[Article]:
-.-.-

# Venison Snack Sticks-Oven



## pawildoutdoors

What is the best temperature to cook venison snack sticks at in the oven, it seems like they take longer than what they should take. My oven goes down to 170 degrees, what do you guys suggest?


----------



## Bearcarver

I did my Unstuffed Sticks in my Smoker, but I started lower to get more smoke, and jacked it up to finish them.

I would say if you have to use the oven, 170° would be fine for the whole time.
That however would take a long time because the temp isn't much higher than you're taking the Sticks to finish.
No Smoker??

My "Unstuffed Sticks":
*Unstuffed Beef Sticks (All Beef)  *

Bear


----------



## zachd

I usually start at 145 bump to 160 then go up to 175 180

So I would do 170 then bump to 175 then to 180 in oven


----------



## DIYerDave

I do mine in a dehydrater set at 155°. It takes about 6 hours. I only finish mine in the oven for 15 minutes set at 200° rack all the way up. A lot of variables come into play. Thickness, fat content, casings or no casings, etc. How long does it take you?


----------



## pawildoutdoors

Bearcarver said:


> I did my Unstuffed Sticks in my Smoker, but I started lower to get more smoke, and jacked it up to finish them.
> 
> I would say if you have to use the oven, 170° would be fine for the whole time.
> That however would take a long time because the temp isn't much higher than you're taking the Sticks to finish.
> No Smoker??
> 
> My "Unstuffed Sticks":
> *Unstuffed Beef Sticks (All Beef)  *
> 
> Bear


No smoker and theses are in collagen casings. I need to get a cheap small smoker sometime.


----------



## pawildoutdoors

DIYerDave said:


> I do mine in a dehydrater set at 155°. It takes about 6 hours. I only finish mine in the oven for 15 minutes set at 200° rack all the way up. A lot of variables come into play. Thickness, fat content, casings or no casings, etc. How long does it take you?


I believe it was like 10 hours the last time, I have it wrote down somewhere.


----------



## archeryrob

Ten hours? They only need to get to 145 for 10 minutes or longer. I did hotdogs in the smokehouse at 125 for 3 hours and raised to 170 slowly and held that for an hour. Total time in was about 6 hours and they were done and that was slow. I would think starting at 170 they would have to be done in 4 hours. If you go over 180 much the fat can cook to the outside and dry them out. 

You need to use a temp sensor next time. Go to Walmart and get a cheap one. I use one like this for baking rolled venison back strap to keep at around 140. You at least need a hand temp probe, but them you messup the oven heat opening the door.

-.-.-

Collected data
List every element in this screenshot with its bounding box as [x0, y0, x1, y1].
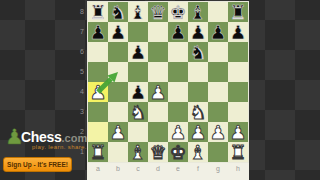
- square-e2[interactable]: ♟: [168, 122, 188, 142]
- square-h1[interactable]: ♜: [228, 142, 248, 162]
- rank-label-5: 5: [58, 62, 84, 82]
- signup-button[interactable]: Sign Up - It's FREE!: [3, 157, 72, 172]
- board-area: ♜♞♝♛♚♝♜♟♟♟♟♟♟♟♞♟♟♟♞♞♟♟♟♟♟♜♝♛♚♝♜: [87, 1, 249, 163]
- black-pawn[interactable]: ♟: [89, 22, 106, 42]
- square-a7[interactable]: ♟: [88, 22, 108, 42]
- black-pawn[interactable]: ♟: [169, 22, 186, 42]
- file-label-e: e: [168, 163, 188, 180]
- square-g5[interactable]: [208, 62, 228, 82]
- brand-tld: .com: [62, 132, 88, 144]
- white-pawn[interactable]: ♟: [149, 82, 166, 102]
- white-pawn[interactable]: ♟: [89, 82, 106, 102]
- black-pawn[interactable]: ♟: [189, 22, 206, 42]
- brand-tagline: play. learn. share.: [32, 144, 87, 150]
- square-h5[interactable]: [228, 62, 248, 82]
- square-e3[interactable]: [168, 102, 188, 122]
- file-label-a: a: [88, 163, 108, 180]
- square-f2[interactable]: ♟: [188, 122, 208, 142]
- square-h4[interactable]: [228, 82, 248, 102]
- video-frame: { "game": "chess", "position": { "fen": …: [0, 0, 320, 180]
- square-c4[interactable]: ♟: [128, 82, 148, 102]
- file-label-f: f: [188, 163, 208, 180]
- black-queen[interactable]: ♛: [149, 2, 166, 22]
- black-rook[interactable]: ♜: [89, 2, 106, 22]
- square-g4[interactable]: [208, 82, 228, 102]
- square-g8[interactable]: [208, 2, 228, 22]
- square-c8[interactable]: ♝: [128, 2, 148, 22]
- square-b4[interactable]: [108, 82, 128, 102]
- square-h3[interactable]: [228, 102, 248, 122]
- square-e8[interactable]: ♚: [168, 2, 188, 22]
- square-b8[interactable]: ♞: [108, 2, 128, 22]
- square-b6[interactable]: [108, 42, 128, 62]
- rank-label-8: 8: [58, 2, 84, 22]
- square-g2[interactable]: ♟: [208, 122, 228, 142]
- square-d3[interactable]: [148, 102, 168, 122]
- black-pawn[interactable]: ♟: [209, 22, 226, 42]
- square-e7[interactable]: ♟: [168, 22, 188, 42]
- file-label-c: c: [128, 163, 148, 180]
- square-e4[interactable]: [168, 82, 188, 102]
- square-c5[interactable]: [128, 62, 148, 82]
- chesscom-logo[interactable]: ♟ Chess.com play. learn. share.: [5, 125, 95, 153]
- white-pawn[interactable]: ♟: [209, 122, 226, 142]
- white-bishop[interactable]: ♝: [129, 142, 146, 162]
- square-d2[interactable]: [148, 122, 168, 142]
- black-king[interactable]: ♚: [169, 2, 186, 22]
- white-pawn[interactable]: ♟: [169, 122, 186, 142]
- black-bishop[interactable]: ♝: [129, 2, 146, 22]
- square-f6[interactable]: ♞: [188, 42, 208, 62]
- white-knight[interactable]: ♞: [129, 102, 146, 122]
- black-pawn[interactable]: ♟: [129, 42, 146, 62]
- white-pawn[interactable]: ♟: [109, 122, 126, 142]
- square-g3[interactable]: [208, 102, 228, 122]
- black-bishop[interactable]: ♝: [189, 2, 206, 22]
- white-pawn[interactable]: ♟: [229, 122, 246, 142]
- file-label-h: h: [228, 163, 248, 180]
- square-g7[interactable]: ♟: [208, 22, 228, 42]
- square-b7[interactable]: ♟: [108, 22, 128, 42]
- square-b3[interactable]: [108, 102, 128, 122]
- square-b2[interactable]: ♟: [108, 122, 128, 142]
- square-a5[interactable]: [88, 62, 108, 82]
- square-f8[interactable]: ♝: [188, 2, 208, 22]
- square-e1[interactable]: ♚: [168, 142, 188, 162]
- square-d5[interactable]: [148, 62, 168, 82]
- black-pawn[interactable]: ♟: [109, 22, 126, 42]
- square-h2[interactable]: ♟: [228, 122, 248, 142]
- square-d4[interactable]: ♟: [148, 82, 168, 102]
- square-c3[interactable]: ♞: [128, 102, 148, 122]
- square-f4[interactable]: [188, 82, 208, 102]
- chess-board[interactable]: ♜♞♝♛♚♝♜♟♟♟♟♟♟♟♞♟♟♟♞♞♟♟♟♟♟♜♝♛♚♝♜: [87, 1, 249, 163]
- square-g6[interactable]: [208, 42, 228, 62]
- white-pawn[interactable]: ♟: [189, 122, 206, 142]
- white-queen[interactable]: ♛: [149, 142, 166, 162]
- square-d8[interactable]: ♛: [148, 2, 168, 22]
- square-h8[interactable]: ♜: [228, 2, 248, 22]
- square-a8[interactable]: ♜: [88, 2, 108, 22]
- white-bishop[interactable]: ♝: [189, 142, 206, 162]
- square-c7[interactable]: [128, 22, 148, 42]
- rank-label-7: 7: [58, 22, 84, 42]
- square-f1[interactable]: ♝: [188, 142, 208, 162]
- black-rook[interactable]: ♜: [229, 2, 246, 22]
- square-h6[interactable]: [228, 42, 248, 62]
- square-f5[interactable]: [188, 62, 208, 82]
- square-h7[interactable]: ♟: [228, 22, 248, 42]
- square-b5[interactable]: [108, 62, 128, 82]
- white-knight[interactable]: ♞: [189, 102, 206, 122]
- brand-name: Chess: [21, 129, 62, 145]
- rank-label-3: 3: [58, 102, 84, 122]
- square-f7[interactable]: ♟: [188, 22, 208, 42]
- rank-label-6: 6: [58, 42, 84, 62]
- black-pawn[interactable]: ♟: [229, 22, 246, 42]
- square-f3[interactable]: ♞: [188, 102, 208, 122]
- file-label-d: d: [148, 163, 168, 180]
- square-c6[interactable]: ♟: [128, 42, 148, 62]
- square-c2[interactable]: [128, 122, 148, 142]
- white-king[interactable]: ♚: [169, 142, 186, 162]
- square-d6[interactable]: [148, 42, 168, 62]
- square-b1[interactable]: [108, 142, 128, 162]
- file-label-b: b: [108, 163, 128, 180]
- file-label-g: g: [208, 163, 228, 180]
- square-g1[interactable]: [208, 142, 228, 162]
- square-a4[interactable]: ♟: [88, 82, 108, 102]
- white-rook[interactable]: ♜: [229, 142, 246, 162]
- square-d1[interactable]: ♛: [148, 142, 168, 162]
- black-knight[interactable]: ♞: [109, 2, 126, 22]
- rank-label-4: 4: [58, 82, 84, 102]
- square-e6[interactable]: [168, 42, 188, 62]
- square-a6[interactable]: [88, 42, 108, 62]
- square-a3[interactable]: [88, 102, 108, 122]
- file-labels: abcdefgh: [87, 163, 249, 180]
- square-e5[interactable]: [168, 62, 188, 82]
- black-pawn[interactable]: ♟: [129, 82, 146, 102]
- square-d7[interactable]: [148, 22, 168, 42]
- square-c1[interactable]: ♝: [128, 142, 148, 162]
- black-knight[interactable]: ♞: [189, 42, 206, 62]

-.-.-

[To be done]: In the venison snack stick thread, rewrite everything from "## archeryrob" down to "opening the door.", putting "smoker" in place of "smokehouse".

[Solution]:
## archeryrob

Ten hours? They only need to get to 145 for 10 minutes or longer. I did hotdogs in the smoker at 125 for 3 hours and raised to 170 slowly and held that for an hour. Total time in was about 6 hours and they were done and that was slow. I would think starting at 170 they would have to be done in 4 hours. If you go over 180 much the fat can cook to the outside and dry them out. 

You need to use a temp sensor next time. Go to Walmart and get a cheap one. I use one like this for baking rolled venison back strap to keep at around 140. You at least need a hand temp probe, but them you messup the oven heat opening the door.